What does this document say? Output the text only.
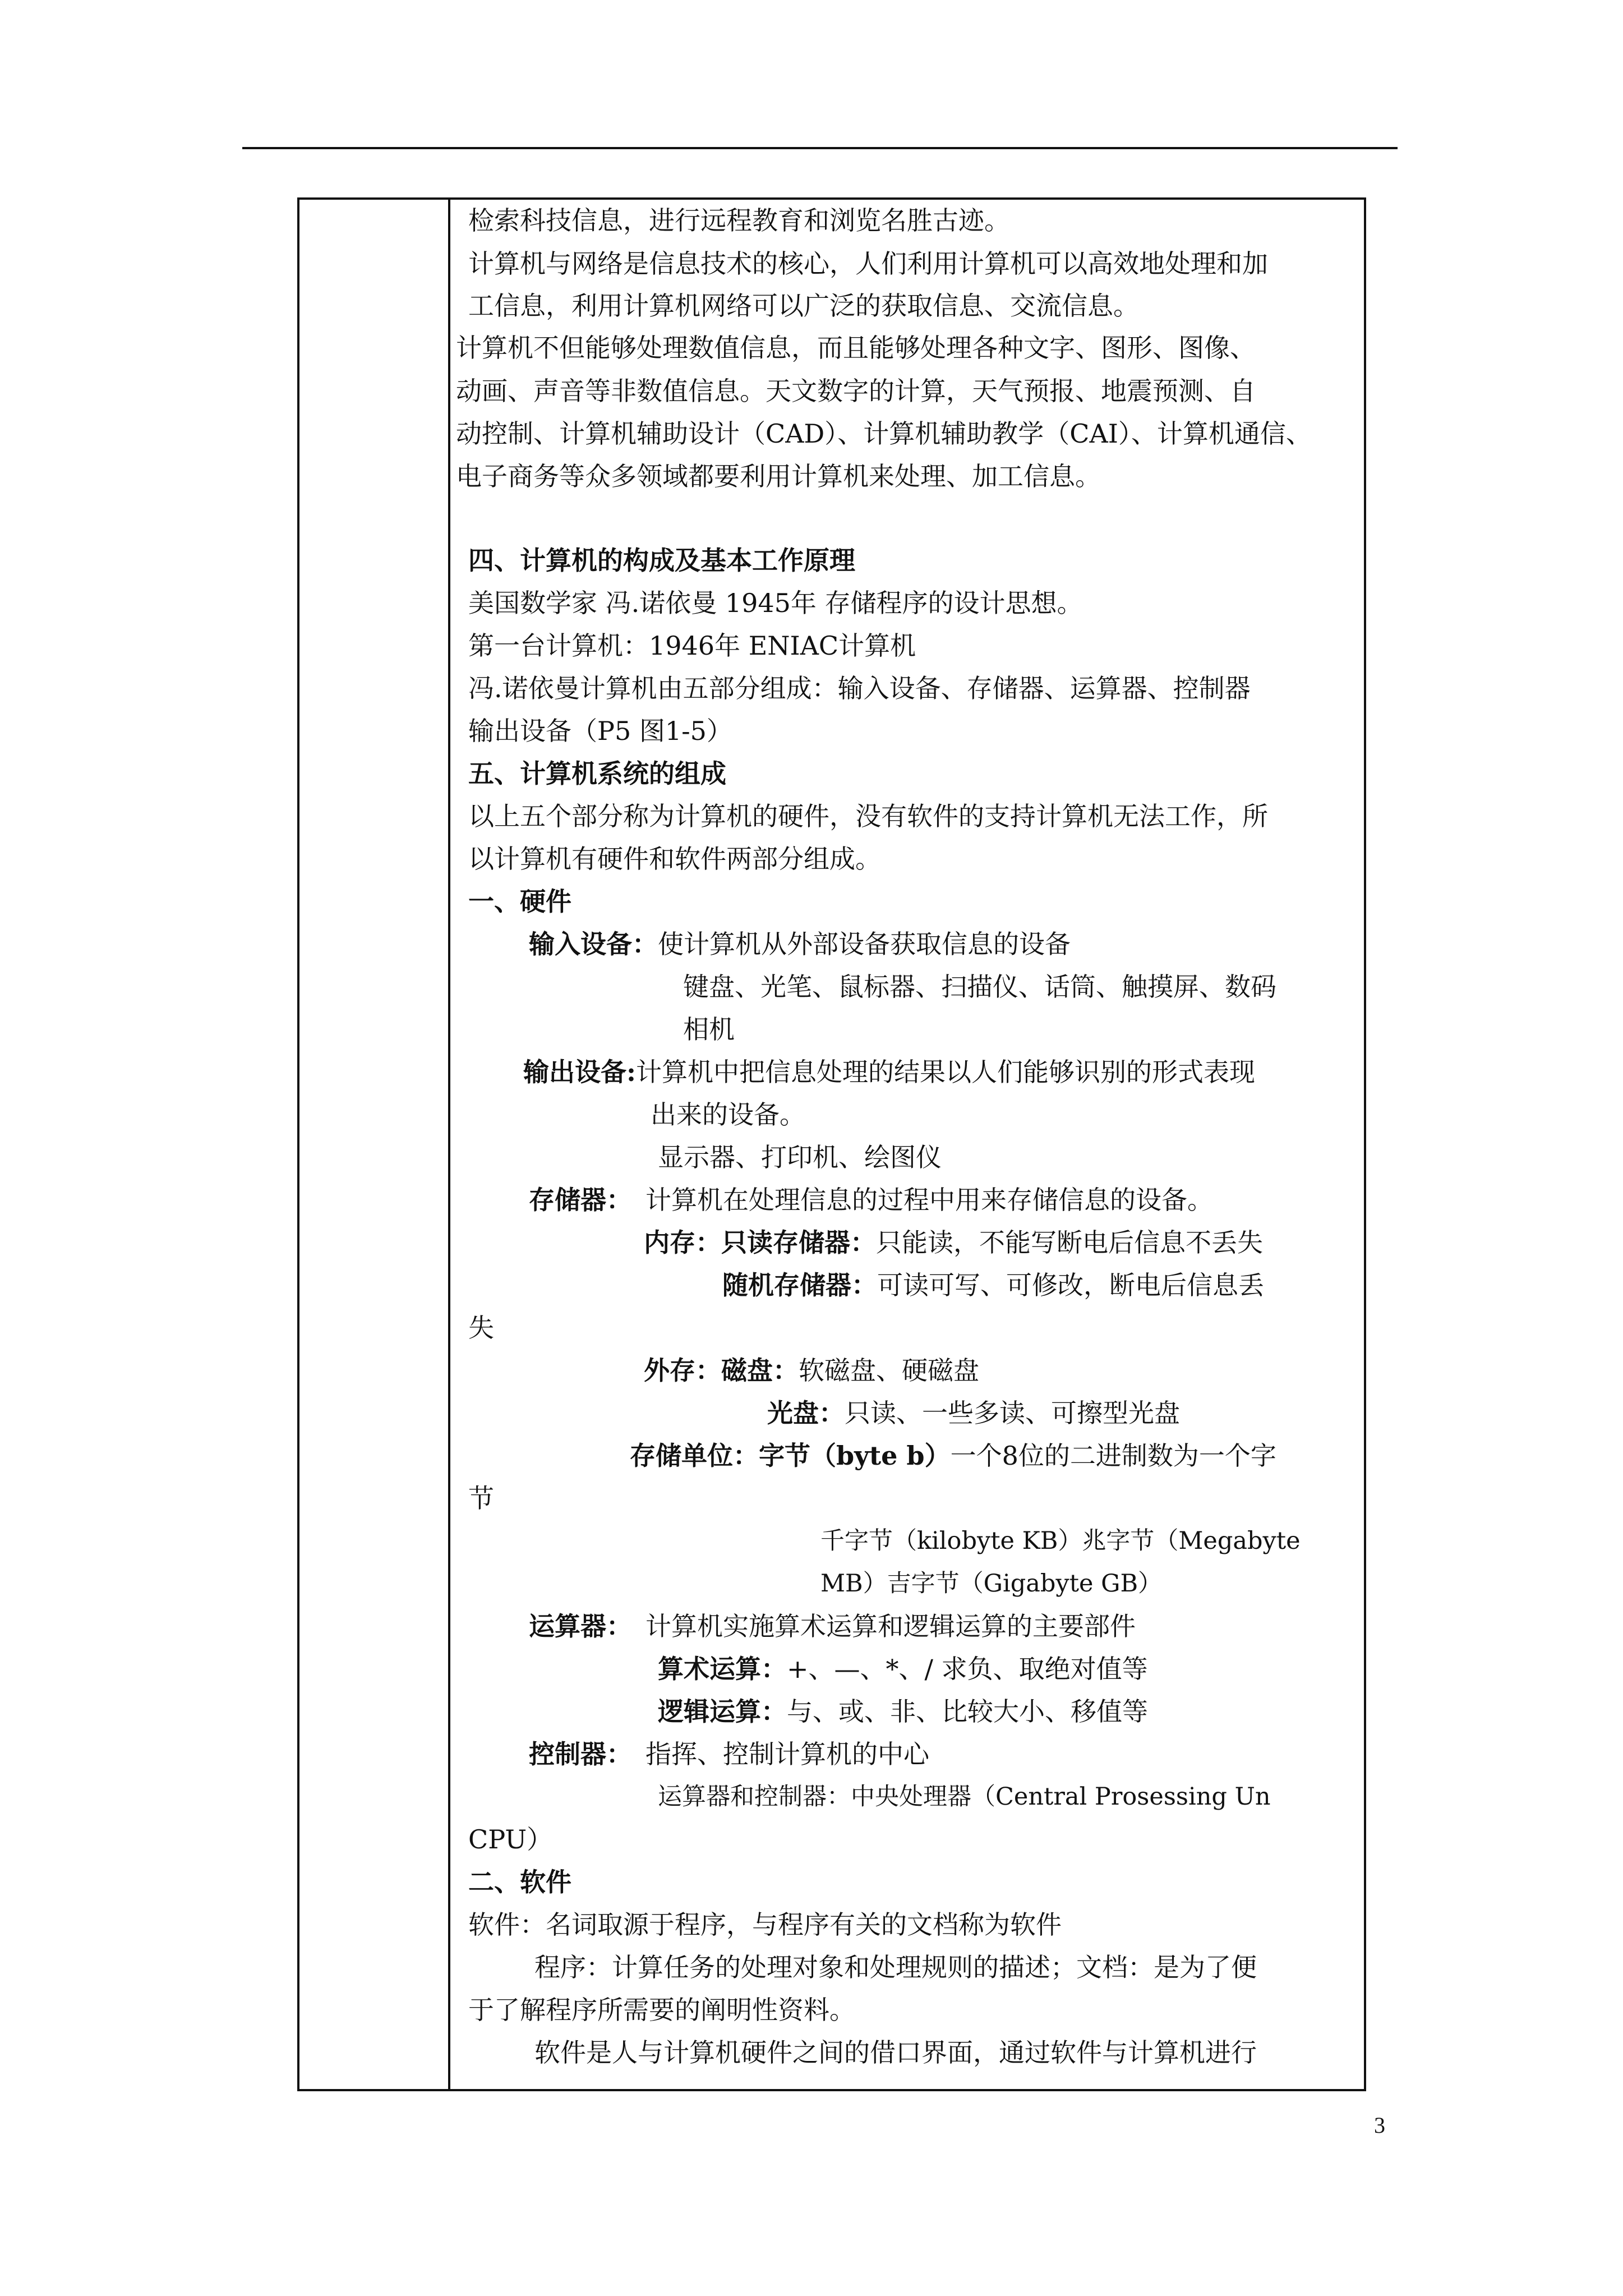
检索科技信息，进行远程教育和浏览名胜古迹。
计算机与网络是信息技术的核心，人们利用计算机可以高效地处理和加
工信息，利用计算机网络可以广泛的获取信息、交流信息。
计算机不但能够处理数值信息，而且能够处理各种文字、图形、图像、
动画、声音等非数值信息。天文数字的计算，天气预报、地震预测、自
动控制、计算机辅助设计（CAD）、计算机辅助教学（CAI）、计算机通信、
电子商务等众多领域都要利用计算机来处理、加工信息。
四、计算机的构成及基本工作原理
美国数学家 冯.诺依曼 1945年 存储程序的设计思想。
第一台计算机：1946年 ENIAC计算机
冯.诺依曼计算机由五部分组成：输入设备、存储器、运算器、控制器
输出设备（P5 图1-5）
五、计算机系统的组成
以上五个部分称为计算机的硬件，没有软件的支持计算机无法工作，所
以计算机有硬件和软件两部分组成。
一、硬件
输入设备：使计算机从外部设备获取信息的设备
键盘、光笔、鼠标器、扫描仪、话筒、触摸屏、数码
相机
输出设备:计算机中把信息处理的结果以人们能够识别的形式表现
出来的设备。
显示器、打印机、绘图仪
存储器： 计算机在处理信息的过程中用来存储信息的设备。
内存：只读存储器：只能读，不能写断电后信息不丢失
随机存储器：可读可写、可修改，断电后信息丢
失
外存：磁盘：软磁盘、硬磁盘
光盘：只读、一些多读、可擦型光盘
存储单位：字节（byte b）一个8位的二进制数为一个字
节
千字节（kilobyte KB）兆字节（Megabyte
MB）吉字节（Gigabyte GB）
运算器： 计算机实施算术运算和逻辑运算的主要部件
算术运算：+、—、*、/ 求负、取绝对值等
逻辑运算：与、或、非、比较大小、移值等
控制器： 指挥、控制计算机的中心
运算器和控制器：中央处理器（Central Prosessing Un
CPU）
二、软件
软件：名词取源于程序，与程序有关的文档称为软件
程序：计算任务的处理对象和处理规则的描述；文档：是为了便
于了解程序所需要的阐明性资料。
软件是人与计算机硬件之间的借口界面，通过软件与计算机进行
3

* * *

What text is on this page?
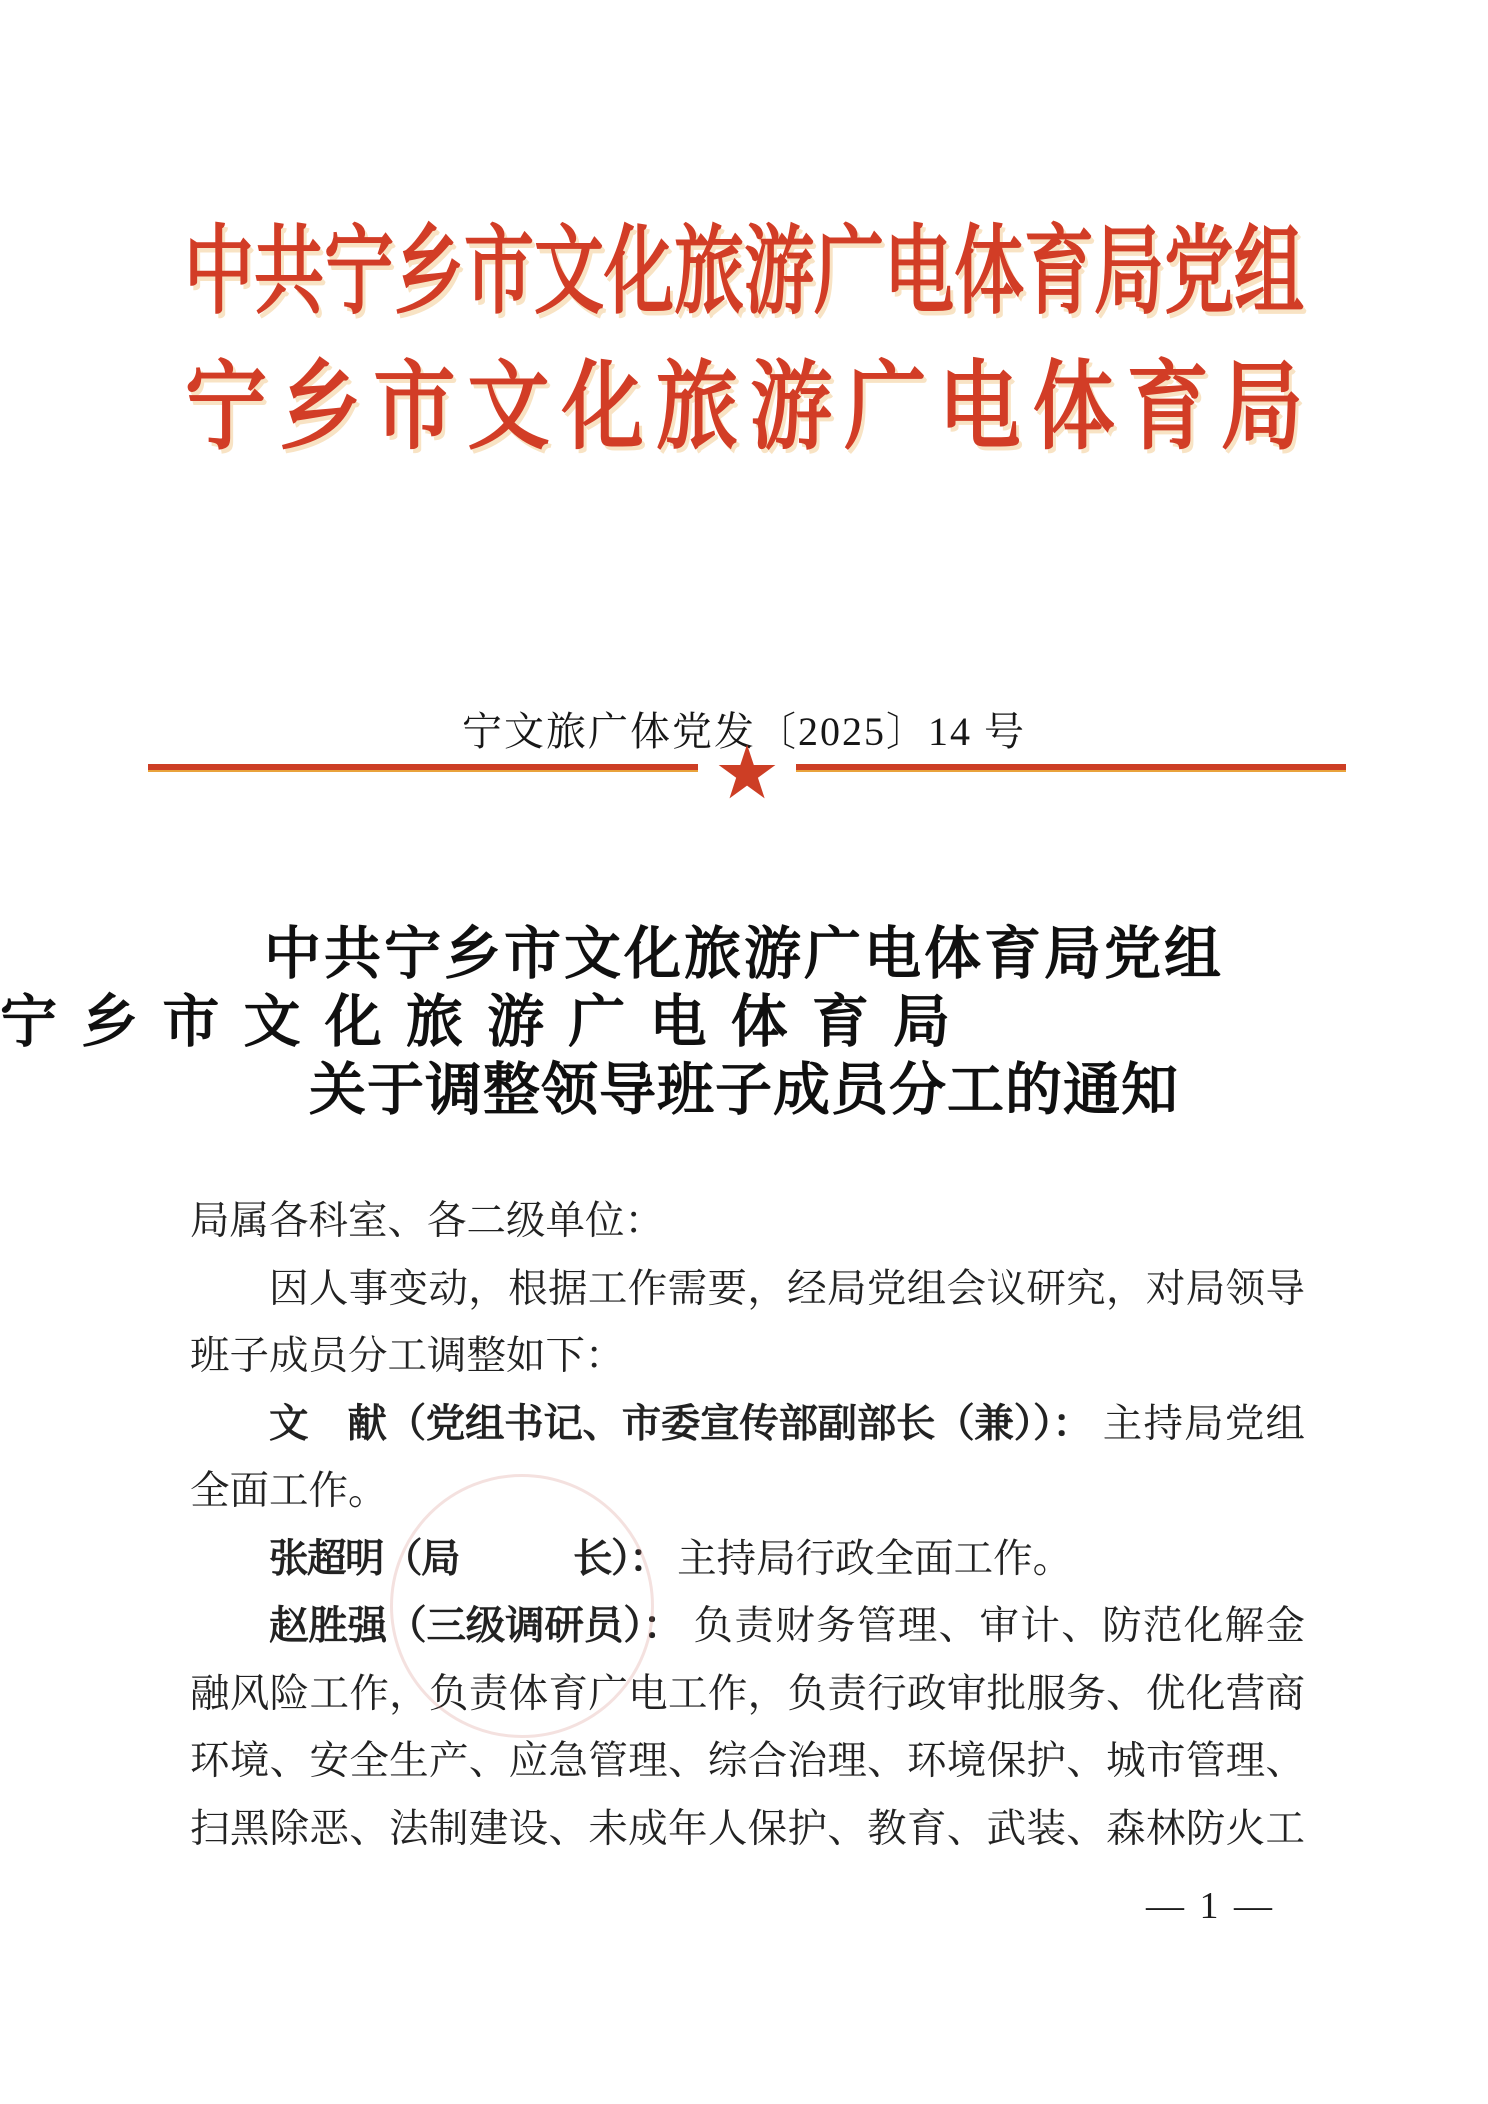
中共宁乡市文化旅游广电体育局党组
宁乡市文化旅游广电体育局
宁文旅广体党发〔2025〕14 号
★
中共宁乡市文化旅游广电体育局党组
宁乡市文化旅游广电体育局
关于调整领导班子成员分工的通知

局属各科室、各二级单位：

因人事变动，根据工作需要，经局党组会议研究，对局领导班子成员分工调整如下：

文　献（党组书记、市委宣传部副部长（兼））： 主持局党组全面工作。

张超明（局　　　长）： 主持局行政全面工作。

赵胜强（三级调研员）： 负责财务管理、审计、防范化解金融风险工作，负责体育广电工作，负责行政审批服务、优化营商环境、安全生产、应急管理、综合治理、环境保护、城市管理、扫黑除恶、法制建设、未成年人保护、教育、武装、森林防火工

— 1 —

§ **Requirement**: Across the entries above, how many lines contain "What"? Provide only the count.

§ **Task solution**: 2